— Start GIVEN INFORMATION —

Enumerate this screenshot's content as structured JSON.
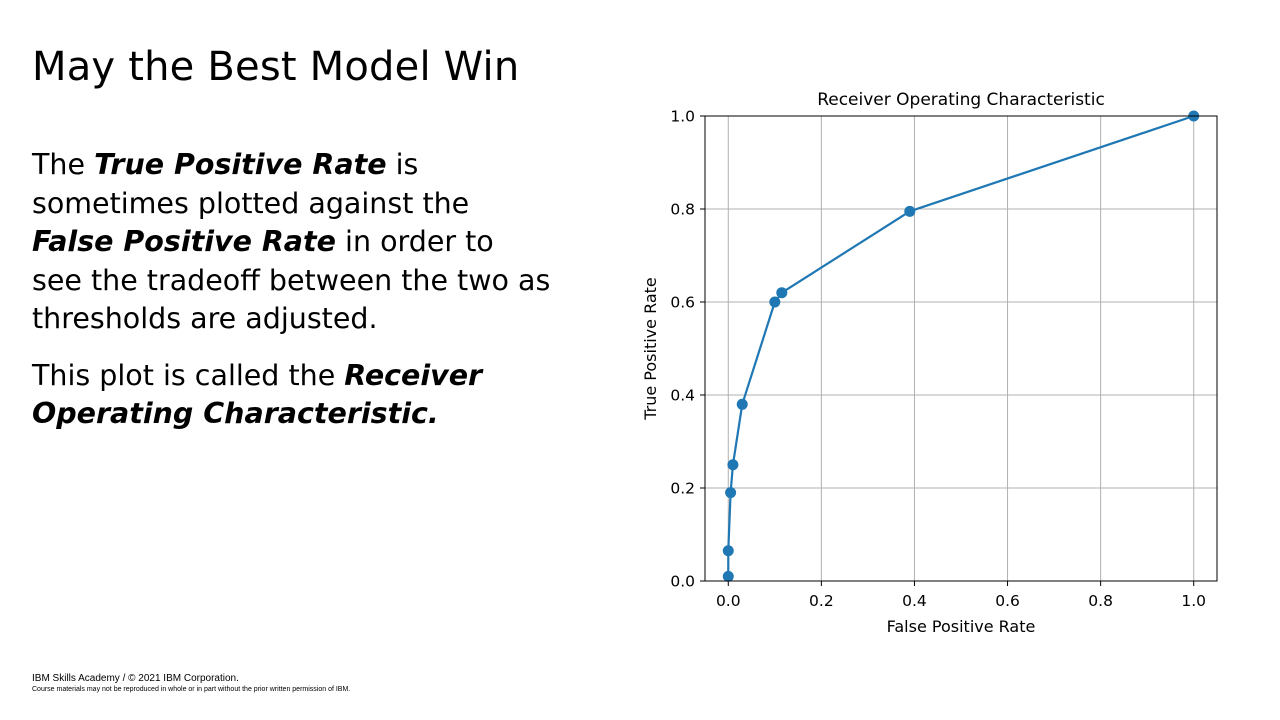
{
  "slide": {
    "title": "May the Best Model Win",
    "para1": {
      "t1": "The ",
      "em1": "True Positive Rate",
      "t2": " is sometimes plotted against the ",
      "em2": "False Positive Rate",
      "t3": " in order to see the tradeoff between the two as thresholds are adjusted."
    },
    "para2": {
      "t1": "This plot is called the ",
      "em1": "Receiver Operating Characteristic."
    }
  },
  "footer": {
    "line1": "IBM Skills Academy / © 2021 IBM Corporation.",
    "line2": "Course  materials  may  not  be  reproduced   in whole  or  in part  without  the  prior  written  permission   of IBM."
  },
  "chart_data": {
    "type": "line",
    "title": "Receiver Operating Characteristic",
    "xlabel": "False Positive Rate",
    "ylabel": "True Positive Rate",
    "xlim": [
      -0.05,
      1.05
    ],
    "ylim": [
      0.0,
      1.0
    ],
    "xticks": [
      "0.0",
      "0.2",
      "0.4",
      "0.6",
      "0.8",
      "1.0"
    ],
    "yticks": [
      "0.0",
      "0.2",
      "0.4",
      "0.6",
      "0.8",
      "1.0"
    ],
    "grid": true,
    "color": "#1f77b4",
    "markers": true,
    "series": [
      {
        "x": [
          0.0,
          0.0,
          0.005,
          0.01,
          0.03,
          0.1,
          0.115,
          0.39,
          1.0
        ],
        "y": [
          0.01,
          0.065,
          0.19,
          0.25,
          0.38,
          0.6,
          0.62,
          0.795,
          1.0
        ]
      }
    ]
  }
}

— End GIVEN INFORMATION —
— Start GIVEN INFORMATION —

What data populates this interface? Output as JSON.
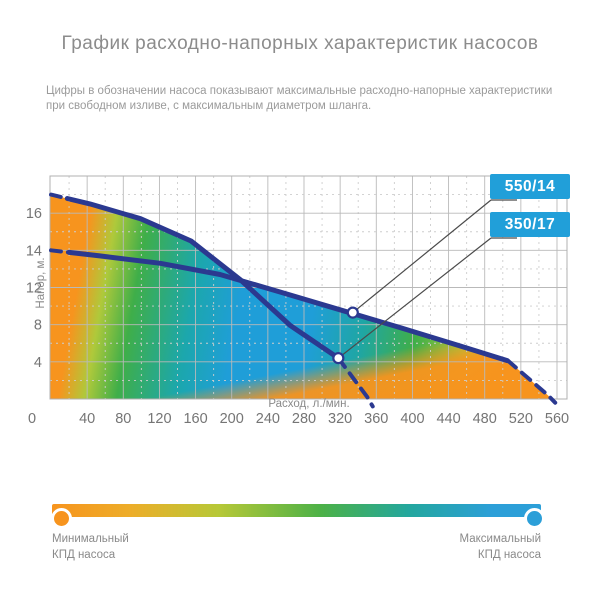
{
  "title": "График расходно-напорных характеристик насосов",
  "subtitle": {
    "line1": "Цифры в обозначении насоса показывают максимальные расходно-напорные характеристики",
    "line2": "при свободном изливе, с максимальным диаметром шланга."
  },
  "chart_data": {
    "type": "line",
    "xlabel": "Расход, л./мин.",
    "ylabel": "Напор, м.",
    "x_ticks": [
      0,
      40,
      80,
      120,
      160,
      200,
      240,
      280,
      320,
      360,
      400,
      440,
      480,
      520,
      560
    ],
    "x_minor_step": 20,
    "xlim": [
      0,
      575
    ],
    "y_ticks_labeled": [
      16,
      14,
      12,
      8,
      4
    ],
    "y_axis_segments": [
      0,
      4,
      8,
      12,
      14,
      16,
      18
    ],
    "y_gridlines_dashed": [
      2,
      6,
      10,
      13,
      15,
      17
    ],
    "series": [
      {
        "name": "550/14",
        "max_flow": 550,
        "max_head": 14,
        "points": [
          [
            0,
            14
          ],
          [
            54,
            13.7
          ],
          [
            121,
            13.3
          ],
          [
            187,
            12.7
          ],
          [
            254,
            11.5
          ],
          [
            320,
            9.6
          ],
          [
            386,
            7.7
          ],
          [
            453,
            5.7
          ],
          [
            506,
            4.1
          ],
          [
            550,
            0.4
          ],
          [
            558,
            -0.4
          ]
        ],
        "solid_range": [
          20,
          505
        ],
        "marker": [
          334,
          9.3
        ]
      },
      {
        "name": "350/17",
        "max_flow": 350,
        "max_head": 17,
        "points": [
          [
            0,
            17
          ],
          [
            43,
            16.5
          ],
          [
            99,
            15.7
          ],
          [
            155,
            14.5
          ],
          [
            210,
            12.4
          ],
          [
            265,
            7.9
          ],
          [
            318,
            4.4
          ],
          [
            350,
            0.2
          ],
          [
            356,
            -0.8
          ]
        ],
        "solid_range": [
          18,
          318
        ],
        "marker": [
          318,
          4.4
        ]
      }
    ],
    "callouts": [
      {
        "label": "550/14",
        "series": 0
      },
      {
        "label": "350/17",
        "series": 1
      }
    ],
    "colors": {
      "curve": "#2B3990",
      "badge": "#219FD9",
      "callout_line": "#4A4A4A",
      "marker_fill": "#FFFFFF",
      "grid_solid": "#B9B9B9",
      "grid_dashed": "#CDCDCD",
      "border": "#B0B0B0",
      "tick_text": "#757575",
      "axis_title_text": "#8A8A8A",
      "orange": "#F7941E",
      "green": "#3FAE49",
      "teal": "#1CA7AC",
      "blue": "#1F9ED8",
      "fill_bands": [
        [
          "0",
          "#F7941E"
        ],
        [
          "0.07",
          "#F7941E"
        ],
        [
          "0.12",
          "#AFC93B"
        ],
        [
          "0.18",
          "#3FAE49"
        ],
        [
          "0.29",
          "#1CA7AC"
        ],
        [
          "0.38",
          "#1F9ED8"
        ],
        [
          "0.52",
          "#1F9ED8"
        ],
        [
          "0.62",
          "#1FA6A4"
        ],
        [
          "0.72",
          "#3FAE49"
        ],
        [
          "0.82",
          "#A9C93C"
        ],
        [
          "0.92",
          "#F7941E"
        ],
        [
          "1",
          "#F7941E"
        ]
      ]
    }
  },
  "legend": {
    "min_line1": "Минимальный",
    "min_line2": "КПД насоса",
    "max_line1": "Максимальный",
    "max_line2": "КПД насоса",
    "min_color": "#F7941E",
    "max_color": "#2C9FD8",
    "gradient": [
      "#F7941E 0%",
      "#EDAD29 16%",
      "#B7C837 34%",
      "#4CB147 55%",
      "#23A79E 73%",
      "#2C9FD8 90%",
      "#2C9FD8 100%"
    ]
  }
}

— End GIVEN INFORMATION —
— Start GIVEN INFORMATION —

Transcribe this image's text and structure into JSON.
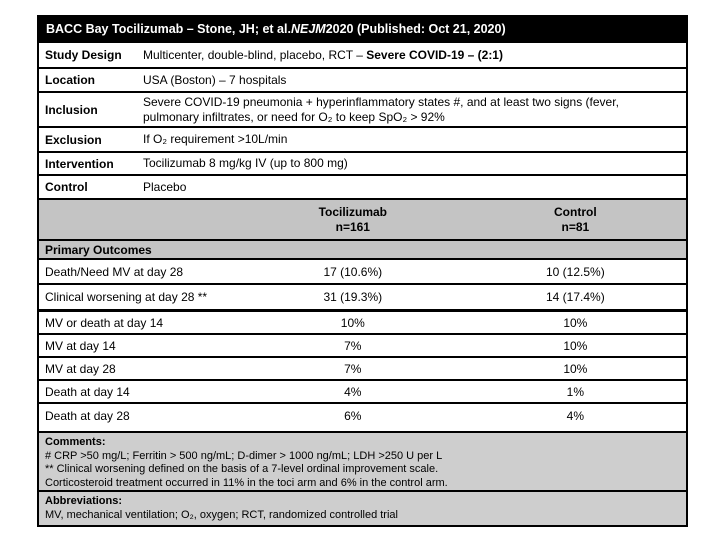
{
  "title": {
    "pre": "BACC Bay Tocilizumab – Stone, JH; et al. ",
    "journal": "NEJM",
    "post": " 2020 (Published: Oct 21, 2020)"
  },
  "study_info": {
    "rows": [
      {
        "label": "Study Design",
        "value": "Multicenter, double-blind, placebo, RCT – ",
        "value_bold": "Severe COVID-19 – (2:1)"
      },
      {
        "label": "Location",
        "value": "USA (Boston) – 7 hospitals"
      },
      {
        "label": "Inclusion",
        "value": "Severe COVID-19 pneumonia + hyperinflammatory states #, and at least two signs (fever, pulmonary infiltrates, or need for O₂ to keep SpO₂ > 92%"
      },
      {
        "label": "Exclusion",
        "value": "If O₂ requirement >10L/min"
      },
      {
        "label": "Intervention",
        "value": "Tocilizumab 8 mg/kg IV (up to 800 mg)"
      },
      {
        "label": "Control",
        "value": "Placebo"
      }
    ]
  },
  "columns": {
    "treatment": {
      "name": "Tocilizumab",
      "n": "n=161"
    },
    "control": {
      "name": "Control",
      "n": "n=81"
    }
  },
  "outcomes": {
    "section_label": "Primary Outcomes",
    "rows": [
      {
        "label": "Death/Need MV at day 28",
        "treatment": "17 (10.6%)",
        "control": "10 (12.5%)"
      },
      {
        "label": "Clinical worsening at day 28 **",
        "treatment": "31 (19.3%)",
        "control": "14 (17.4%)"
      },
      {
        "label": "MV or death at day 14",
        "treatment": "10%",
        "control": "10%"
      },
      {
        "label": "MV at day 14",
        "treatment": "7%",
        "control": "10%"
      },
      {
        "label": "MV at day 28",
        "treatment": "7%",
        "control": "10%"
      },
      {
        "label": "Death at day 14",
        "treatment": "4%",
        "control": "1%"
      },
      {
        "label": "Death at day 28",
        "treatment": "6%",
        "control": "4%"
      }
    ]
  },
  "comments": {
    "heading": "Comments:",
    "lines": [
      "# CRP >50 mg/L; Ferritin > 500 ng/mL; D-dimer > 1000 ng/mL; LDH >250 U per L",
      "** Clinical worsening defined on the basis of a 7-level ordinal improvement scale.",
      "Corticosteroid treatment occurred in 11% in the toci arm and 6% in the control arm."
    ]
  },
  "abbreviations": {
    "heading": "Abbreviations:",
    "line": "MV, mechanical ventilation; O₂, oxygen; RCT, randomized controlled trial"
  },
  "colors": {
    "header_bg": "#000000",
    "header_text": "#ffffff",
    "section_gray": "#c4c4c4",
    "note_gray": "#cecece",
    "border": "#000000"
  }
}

— End GIVEN INFORMATION —

WHAT IS ASKED
Return every line from the records above that holds the word "ylabel".

ANSWER FOR THIS EXERCISE
    "ylabel": "True Positive Rate",
    "ylabel": "Напор, м.",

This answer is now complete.